Start DATASET ENTRIES
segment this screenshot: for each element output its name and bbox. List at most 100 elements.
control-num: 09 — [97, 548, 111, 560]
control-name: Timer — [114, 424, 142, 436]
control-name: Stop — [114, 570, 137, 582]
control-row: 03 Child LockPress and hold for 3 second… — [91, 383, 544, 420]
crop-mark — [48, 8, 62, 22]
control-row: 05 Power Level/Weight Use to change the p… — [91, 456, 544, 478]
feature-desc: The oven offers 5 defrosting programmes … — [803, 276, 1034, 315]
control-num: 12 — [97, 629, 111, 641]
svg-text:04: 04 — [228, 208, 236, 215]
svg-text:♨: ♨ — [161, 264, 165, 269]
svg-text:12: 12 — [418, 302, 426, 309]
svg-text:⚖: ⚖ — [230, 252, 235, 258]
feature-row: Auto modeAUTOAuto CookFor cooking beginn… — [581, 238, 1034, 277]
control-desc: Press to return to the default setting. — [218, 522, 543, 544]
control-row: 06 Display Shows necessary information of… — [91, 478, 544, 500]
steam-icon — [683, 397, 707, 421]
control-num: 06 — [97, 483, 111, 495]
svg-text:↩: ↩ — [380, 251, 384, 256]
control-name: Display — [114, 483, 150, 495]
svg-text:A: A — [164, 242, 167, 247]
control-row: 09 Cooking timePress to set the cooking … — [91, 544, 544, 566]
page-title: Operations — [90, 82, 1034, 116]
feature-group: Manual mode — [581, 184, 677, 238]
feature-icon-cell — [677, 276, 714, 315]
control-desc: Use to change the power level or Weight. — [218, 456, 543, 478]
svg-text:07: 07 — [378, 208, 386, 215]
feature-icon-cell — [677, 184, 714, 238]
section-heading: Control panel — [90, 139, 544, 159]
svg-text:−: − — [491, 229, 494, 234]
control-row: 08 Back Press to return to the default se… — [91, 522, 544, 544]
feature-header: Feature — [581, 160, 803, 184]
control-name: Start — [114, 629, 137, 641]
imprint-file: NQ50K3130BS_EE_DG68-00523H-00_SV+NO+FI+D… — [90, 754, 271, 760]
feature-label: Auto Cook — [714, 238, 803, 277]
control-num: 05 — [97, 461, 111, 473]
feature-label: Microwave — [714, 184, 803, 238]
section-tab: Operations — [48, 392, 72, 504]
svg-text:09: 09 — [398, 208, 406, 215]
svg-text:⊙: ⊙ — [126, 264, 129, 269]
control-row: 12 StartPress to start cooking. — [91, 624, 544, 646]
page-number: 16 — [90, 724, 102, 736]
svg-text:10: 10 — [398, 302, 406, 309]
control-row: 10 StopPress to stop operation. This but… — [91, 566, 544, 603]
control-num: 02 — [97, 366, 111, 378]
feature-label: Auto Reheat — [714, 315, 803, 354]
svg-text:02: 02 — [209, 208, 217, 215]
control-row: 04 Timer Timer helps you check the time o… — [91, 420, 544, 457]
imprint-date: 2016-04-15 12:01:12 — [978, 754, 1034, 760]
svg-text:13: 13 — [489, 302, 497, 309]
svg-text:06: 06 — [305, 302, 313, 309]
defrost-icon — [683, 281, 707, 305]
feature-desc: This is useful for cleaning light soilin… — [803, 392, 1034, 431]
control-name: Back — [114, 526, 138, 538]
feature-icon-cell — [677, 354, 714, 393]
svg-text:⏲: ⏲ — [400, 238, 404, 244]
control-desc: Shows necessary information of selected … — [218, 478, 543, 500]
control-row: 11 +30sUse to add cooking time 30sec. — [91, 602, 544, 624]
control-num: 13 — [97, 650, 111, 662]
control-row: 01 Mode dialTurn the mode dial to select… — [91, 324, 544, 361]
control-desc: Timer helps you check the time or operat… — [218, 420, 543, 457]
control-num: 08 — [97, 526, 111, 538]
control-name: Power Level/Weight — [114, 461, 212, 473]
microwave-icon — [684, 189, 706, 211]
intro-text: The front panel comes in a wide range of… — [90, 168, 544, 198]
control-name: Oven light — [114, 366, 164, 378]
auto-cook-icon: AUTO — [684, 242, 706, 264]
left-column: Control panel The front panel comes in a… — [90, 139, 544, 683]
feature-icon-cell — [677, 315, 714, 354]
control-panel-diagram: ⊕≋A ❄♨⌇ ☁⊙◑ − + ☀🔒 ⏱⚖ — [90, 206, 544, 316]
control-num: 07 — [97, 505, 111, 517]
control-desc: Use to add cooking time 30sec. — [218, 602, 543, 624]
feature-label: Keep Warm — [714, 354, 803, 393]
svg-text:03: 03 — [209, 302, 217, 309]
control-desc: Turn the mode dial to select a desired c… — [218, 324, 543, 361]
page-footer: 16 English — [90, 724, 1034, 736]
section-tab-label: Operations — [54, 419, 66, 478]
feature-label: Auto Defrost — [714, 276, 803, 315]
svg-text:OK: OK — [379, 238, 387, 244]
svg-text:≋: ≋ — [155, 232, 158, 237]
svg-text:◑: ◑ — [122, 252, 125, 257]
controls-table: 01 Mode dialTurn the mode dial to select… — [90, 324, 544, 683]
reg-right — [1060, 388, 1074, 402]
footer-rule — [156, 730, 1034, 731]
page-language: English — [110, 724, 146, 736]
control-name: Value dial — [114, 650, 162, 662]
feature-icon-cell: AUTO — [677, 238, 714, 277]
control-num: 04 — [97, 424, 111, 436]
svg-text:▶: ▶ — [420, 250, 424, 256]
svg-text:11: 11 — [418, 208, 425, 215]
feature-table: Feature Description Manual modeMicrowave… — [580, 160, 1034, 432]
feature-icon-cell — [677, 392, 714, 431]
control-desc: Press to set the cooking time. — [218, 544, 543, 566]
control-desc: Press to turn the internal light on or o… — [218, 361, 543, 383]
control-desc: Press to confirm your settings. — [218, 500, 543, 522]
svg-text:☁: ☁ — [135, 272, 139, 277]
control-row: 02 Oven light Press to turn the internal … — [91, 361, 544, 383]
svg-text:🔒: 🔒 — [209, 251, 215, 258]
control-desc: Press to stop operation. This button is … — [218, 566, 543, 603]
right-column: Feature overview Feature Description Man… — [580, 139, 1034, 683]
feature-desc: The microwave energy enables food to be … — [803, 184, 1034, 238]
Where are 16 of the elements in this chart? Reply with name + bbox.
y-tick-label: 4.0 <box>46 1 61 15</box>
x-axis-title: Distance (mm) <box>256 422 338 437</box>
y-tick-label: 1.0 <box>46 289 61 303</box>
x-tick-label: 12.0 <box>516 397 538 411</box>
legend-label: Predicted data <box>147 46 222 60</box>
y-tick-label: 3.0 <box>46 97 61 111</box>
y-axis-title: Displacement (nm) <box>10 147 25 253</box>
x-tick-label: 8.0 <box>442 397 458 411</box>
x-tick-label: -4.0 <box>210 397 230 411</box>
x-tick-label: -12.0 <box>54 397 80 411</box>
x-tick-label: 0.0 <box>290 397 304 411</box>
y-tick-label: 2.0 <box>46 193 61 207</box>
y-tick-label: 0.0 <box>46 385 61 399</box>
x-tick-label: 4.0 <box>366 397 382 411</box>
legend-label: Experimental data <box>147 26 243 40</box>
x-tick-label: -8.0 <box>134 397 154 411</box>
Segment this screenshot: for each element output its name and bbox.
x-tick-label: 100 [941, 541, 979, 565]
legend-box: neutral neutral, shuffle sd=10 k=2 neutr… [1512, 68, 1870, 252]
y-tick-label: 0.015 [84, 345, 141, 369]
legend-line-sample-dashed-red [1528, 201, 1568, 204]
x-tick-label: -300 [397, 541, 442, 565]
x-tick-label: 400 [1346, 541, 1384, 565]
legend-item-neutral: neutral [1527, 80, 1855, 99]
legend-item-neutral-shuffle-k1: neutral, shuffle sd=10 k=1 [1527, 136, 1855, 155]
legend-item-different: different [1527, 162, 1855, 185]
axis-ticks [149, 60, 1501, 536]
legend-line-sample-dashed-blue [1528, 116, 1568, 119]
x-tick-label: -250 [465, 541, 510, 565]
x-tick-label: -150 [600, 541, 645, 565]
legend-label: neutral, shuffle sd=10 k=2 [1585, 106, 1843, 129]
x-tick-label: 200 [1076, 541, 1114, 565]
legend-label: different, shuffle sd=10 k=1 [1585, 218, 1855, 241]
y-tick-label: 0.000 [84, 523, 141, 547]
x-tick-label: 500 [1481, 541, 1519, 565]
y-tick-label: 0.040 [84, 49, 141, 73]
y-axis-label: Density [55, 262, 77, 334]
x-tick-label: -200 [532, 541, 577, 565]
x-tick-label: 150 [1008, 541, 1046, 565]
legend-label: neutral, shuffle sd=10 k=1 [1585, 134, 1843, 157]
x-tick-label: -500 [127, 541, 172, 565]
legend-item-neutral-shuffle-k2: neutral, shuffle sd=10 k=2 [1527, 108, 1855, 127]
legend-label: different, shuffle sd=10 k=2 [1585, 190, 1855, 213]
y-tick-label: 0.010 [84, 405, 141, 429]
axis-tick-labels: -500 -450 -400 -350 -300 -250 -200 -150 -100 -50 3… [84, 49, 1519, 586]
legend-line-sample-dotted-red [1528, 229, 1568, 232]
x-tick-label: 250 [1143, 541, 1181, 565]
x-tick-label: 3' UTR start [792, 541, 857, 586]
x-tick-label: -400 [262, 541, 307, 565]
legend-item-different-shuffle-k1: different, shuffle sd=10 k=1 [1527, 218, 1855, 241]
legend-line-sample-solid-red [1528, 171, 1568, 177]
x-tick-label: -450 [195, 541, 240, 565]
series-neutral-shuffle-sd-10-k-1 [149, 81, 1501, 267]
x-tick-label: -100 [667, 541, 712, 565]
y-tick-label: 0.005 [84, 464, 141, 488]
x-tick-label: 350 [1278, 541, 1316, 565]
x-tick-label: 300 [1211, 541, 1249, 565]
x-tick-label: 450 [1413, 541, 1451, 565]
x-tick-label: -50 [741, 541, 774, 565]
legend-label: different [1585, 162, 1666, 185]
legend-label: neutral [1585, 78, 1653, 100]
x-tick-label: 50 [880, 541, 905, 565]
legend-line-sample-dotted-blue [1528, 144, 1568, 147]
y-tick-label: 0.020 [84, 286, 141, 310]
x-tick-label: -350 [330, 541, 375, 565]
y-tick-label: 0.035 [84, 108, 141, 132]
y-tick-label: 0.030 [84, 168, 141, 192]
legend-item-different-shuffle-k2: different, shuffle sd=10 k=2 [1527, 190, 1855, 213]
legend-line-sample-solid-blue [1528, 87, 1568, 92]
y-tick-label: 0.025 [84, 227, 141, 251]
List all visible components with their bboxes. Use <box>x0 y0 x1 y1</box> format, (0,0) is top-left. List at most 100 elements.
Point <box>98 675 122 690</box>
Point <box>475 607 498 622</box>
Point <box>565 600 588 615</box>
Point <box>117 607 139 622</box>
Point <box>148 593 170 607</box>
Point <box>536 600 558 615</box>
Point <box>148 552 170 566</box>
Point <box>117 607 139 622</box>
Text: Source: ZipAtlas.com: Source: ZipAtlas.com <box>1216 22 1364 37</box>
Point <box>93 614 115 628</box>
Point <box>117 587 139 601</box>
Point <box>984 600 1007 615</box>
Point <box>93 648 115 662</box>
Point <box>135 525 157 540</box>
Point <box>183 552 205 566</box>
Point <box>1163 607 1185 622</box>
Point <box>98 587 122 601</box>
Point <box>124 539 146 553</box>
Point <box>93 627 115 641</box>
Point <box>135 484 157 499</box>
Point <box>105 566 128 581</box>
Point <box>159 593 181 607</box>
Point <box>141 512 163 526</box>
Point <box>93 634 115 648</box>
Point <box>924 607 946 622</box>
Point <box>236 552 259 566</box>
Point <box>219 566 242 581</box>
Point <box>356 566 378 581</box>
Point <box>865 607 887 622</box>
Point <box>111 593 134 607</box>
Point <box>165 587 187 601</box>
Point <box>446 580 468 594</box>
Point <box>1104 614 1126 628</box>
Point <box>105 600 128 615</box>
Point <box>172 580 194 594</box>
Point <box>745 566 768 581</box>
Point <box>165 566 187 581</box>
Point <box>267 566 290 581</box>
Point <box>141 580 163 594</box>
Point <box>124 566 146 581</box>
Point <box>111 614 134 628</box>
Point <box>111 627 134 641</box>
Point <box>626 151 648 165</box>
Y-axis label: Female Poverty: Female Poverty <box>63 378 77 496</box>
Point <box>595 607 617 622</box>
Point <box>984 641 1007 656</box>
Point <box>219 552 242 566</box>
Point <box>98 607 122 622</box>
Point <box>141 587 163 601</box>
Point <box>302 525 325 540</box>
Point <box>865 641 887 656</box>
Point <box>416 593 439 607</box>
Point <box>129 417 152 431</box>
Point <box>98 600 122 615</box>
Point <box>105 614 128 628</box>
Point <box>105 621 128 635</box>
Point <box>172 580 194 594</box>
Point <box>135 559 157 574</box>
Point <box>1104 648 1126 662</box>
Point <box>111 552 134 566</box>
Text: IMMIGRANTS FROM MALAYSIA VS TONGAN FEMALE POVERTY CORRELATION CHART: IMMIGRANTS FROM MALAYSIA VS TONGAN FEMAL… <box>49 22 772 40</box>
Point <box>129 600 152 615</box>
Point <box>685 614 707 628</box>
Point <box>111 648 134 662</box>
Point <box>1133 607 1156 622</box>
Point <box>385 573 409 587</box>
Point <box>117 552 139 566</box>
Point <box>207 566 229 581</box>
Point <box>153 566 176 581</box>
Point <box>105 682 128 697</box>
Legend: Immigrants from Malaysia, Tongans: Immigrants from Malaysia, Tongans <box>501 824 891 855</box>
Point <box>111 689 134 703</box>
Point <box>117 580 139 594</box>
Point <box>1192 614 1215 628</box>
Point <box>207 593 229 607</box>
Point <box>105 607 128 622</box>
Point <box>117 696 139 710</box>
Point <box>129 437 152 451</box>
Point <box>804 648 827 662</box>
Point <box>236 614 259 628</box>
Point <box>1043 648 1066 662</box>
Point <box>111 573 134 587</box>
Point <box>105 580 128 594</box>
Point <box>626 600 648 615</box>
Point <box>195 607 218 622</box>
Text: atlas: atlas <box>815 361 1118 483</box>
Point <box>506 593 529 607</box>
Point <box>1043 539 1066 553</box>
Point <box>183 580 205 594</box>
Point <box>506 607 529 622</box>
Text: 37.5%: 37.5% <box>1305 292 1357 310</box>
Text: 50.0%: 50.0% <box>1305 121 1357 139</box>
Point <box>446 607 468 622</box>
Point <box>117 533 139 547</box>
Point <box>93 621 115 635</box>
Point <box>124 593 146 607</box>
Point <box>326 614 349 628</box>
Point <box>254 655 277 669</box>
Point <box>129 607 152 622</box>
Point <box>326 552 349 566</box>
End DATASET ENTRIES
_THE TASK_.
Count the lines in the records above that contain the string "axis", and reply with only that number.

_TASK ANSWER_.
6